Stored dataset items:
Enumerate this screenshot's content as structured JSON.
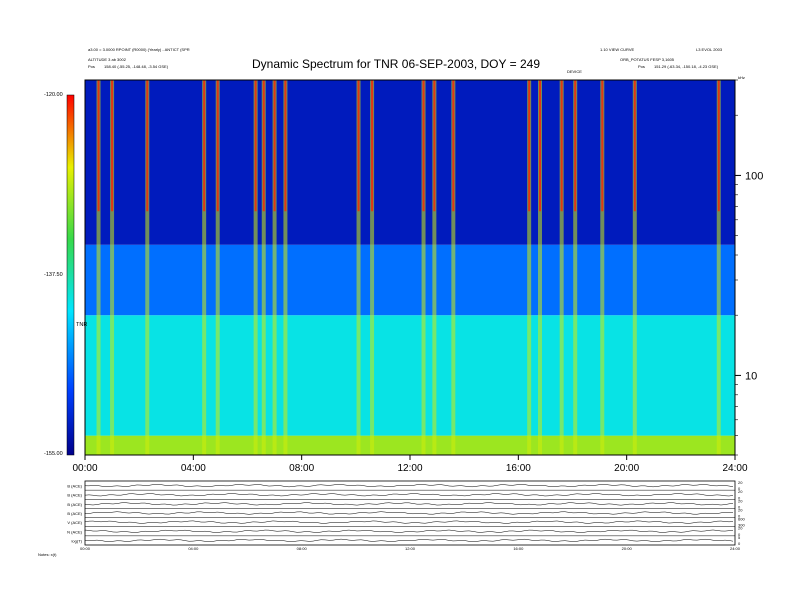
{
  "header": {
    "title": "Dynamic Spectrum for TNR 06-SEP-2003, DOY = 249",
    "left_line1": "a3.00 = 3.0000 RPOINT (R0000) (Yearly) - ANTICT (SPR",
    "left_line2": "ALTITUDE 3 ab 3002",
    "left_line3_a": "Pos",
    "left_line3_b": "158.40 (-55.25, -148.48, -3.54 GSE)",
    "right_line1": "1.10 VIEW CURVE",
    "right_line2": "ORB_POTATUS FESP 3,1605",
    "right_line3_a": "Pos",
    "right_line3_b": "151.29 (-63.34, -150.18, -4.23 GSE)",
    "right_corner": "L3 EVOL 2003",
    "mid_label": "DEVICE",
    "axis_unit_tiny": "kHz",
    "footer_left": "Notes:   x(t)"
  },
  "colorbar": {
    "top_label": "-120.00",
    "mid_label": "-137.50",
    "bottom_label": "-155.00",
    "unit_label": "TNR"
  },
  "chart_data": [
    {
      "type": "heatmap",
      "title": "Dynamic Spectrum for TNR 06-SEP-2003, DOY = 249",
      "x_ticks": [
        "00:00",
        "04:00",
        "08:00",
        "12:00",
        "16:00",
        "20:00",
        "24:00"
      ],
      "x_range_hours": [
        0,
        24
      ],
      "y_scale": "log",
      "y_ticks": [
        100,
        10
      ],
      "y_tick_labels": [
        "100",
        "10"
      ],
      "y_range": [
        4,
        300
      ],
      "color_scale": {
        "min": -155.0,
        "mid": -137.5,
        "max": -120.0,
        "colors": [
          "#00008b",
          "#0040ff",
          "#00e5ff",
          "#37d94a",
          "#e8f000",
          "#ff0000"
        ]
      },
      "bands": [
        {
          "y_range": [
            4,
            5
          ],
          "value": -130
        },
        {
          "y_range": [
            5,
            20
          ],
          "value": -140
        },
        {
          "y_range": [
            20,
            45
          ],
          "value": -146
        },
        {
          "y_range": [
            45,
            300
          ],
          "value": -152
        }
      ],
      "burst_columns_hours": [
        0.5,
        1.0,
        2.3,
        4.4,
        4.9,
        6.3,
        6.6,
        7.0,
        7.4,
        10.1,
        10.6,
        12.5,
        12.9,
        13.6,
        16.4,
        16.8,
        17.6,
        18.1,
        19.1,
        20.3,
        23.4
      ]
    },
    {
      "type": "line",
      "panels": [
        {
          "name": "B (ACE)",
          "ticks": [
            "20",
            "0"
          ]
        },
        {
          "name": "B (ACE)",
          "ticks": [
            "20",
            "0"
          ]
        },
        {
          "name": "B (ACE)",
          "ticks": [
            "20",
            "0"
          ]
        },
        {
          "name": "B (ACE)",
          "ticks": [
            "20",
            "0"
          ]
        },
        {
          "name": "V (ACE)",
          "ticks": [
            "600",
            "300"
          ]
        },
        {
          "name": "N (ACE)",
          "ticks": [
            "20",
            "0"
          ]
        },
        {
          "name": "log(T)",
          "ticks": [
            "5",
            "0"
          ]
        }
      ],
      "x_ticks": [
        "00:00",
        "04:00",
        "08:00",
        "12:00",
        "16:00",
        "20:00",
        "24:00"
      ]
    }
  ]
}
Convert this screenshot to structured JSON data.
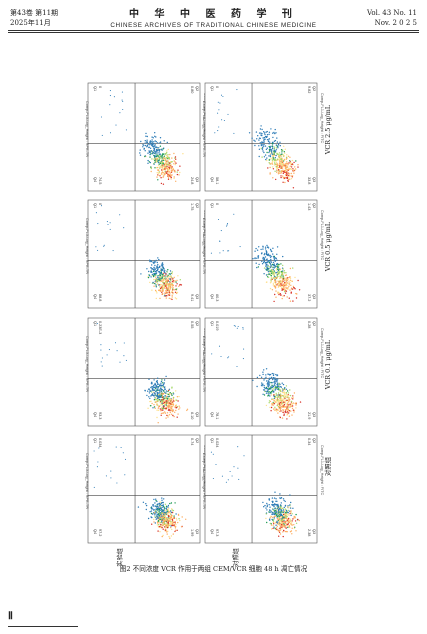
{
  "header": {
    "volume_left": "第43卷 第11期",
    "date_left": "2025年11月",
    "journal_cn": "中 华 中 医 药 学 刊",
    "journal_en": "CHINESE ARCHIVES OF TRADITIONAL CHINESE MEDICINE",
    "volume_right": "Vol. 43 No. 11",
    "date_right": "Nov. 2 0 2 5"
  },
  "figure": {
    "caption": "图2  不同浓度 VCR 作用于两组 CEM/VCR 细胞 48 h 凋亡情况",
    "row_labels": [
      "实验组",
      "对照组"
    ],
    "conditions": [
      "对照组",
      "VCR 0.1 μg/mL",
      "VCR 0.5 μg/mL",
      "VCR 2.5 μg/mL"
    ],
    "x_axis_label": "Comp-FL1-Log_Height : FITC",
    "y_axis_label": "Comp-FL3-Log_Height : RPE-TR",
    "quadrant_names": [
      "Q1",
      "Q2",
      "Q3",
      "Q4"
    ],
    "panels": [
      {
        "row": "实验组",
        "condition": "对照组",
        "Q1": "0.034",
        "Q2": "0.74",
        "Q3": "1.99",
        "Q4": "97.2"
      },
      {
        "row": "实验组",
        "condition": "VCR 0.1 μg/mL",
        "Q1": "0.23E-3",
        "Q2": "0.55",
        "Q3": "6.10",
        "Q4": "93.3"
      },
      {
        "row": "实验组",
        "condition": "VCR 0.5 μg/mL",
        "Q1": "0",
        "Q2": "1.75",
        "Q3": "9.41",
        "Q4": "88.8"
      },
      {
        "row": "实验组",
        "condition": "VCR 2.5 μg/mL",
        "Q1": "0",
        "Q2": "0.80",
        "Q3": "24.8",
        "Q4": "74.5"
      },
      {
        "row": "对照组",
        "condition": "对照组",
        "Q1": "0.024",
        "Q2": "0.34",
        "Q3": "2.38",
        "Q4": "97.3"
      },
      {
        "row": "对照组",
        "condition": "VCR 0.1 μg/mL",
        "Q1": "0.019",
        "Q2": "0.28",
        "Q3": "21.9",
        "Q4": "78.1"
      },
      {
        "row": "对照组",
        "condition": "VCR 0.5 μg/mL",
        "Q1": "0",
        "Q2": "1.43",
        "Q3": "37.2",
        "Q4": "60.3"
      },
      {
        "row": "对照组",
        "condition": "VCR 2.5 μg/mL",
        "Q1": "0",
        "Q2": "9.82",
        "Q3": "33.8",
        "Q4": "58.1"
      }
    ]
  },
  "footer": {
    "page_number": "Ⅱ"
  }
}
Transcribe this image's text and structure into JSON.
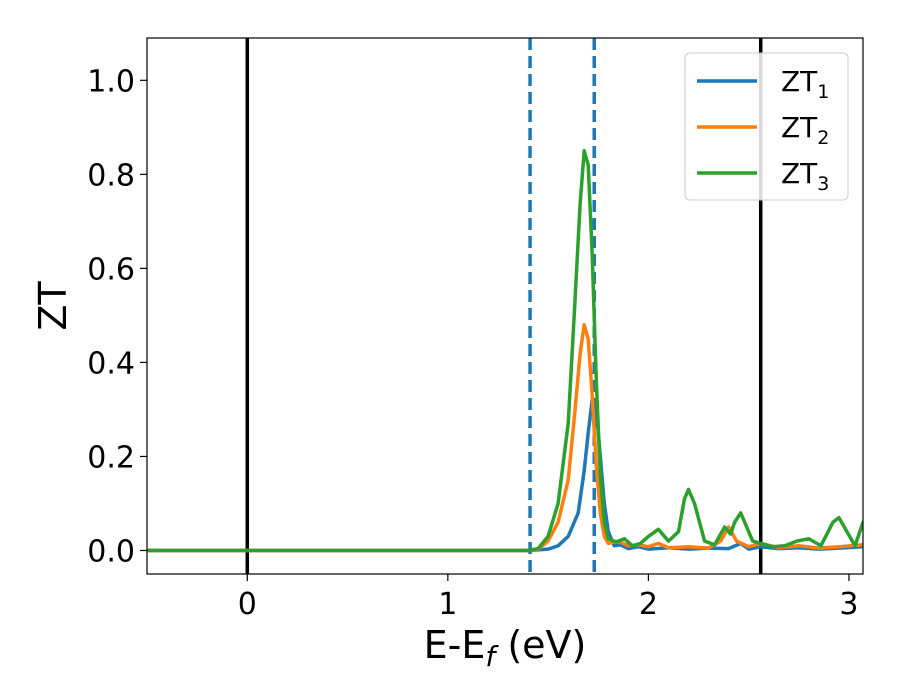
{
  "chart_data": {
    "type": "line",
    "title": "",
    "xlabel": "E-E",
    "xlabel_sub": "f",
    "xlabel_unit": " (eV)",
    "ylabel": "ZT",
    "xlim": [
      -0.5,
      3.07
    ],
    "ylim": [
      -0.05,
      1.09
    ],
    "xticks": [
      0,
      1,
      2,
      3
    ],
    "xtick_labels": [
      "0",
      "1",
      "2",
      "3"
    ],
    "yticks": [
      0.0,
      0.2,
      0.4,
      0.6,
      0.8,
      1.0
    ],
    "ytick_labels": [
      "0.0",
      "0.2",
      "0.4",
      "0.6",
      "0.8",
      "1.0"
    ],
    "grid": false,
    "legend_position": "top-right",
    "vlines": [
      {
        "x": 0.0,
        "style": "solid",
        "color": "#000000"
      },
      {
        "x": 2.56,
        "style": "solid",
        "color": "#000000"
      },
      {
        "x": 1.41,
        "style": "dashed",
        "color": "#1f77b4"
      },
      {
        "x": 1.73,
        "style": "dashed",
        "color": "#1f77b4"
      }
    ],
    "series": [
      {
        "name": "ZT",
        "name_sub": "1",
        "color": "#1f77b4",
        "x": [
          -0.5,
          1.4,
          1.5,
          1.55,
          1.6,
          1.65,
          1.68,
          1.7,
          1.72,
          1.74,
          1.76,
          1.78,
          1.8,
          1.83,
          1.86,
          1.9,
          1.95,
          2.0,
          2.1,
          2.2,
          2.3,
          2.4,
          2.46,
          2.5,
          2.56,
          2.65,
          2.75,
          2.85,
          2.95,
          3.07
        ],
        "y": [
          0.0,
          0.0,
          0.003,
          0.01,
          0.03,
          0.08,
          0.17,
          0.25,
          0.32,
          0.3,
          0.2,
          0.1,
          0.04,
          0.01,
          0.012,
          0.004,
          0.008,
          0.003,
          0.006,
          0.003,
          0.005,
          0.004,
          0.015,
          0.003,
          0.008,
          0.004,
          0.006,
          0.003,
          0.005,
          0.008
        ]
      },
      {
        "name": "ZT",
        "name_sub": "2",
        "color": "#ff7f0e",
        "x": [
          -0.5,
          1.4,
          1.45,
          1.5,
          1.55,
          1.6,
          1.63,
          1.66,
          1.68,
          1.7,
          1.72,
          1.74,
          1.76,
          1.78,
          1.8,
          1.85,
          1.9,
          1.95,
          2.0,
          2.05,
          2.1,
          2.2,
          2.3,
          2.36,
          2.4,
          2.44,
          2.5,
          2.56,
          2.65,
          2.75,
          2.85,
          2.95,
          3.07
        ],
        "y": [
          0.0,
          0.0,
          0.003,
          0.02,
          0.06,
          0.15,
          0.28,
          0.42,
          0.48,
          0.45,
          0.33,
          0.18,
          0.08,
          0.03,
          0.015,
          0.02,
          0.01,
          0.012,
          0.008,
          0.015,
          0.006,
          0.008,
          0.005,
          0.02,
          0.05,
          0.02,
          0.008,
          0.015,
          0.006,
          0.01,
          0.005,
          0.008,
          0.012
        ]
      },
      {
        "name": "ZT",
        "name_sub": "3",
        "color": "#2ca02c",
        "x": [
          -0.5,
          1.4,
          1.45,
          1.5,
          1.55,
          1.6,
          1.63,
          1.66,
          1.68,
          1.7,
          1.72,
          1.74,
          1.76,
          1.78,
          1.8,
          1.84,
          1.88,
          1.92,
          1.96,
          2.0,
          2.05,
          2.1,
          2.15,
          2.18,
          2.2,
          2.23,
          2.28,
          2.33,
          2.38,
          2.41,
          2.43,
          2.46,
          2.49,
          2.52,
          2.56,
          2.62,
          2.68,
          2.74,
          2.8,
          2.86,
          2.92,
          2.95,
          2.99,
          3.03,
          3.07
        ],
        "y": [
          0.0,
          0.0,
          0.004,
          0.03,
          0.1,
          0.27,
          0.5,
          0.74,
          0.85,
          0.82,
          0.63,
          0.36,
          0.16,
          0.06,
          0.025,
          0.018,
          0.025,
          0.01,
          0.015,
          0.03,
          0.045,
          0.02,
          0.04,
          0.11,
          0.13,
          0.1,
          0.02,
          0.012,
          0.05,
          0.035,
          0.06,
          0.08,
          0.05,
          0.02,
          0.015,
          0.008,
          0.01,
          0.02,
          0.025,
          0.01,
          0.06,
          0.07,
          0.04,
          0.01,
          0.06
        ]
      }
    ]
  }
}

**EXERCISE:** Gather every line from the entries above where the word "value" appears, and copy them.

**RESULT BELOW:**
          "value": -130
          "value": -140
          "value": -146
          "value": -152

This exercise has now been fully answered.